(What is needed)
Keep only those lines of the records that include the string "label".

(Provided data)
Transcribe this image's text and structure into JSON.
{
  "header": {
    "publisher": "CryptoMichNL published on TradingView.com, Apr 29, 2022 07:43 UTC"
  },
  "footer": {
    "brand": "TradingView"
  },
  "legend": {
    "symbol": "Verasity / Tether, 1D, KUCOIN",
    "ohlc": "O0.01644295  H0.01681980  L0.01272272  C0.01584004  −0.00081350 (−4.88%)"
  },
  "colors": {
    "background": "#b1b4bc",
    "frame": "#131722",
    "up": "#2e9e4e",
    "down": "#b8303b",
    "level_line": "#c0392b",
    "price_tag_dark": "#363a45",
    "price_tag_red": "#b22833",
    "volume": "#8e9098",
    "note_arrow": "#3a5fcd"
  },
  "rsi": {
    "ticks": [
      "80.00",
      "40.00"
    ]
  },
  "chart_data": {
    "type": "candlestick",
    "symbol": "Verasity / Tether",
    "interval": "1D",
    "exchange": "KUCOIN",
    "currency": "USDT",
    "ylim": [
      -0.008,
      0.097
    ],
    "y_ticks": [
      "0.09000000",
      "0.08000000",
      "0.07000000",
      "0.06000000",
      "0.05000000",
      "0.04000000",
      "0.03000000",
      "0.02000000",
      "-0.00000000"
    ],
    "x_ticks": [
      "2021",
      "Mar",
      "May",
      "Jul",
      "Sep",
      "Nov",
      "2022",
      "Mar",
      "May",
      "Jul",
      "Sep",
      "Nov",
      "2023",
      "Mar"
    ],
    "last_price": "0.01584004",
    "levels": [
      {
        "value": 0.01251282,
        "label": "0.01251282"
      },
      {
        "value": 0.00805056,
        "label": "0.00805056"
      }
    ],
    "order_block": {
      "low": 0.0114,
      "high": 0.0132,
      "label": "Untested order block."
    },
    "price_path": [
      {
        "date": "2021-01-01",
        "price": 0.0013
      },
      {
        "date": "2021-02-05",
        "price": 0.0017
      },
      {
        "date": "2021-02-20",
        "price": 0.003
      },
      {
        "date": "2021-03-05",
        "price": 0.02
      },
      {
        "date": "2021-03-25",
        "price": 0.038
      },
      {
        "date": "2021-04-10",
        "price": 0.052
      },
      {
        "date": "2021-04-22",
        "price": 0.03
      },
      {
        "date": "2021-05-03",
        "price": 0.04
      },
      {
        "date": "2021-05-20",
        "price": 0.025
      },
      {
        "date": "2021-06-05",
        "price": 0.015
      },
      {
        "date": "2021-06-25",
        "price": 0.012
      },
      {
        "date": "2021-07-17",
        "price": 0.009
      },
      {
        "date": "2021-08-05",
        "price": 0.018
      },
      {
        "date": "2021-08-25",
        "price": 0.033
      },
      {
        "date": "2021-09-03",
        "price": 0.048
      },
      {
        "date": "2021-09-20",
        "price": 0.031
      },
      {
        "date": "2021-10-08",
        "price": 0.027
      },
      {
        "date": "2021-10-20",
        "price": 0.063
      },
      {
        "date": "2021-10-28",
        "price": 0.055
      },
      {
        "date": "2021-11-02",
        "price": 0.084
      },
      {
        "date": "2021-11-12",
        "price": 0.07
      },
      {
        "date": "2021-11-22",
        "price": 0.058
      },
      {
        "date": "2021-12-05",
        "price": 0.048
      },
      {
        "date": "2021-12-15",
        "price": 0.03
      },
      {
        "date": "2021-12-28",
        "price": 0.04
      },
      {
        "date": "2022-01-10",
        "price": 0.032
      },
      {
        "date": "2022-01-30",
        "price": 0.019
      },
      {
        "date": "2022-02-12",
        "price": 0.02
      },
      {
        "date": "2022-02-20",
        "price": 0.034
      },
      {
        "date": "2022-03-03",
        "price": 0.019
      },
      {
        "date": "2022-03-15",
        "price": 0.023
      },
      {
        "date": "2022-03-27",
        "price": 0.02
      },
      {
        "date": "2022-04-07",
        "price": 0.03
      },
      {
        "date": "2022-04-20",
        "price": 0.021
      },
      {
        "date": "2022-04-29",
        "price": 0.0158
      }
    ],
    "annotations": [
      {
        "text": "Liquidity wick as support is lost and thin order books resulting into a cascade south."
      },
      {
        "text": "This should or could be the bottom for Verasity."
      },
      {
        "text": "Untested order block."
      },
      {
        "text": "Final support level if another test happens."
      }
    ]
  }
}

(Complete output)
        "label": "0.01251282"
        "label": "0.00805056"
      "label": "Untested order block."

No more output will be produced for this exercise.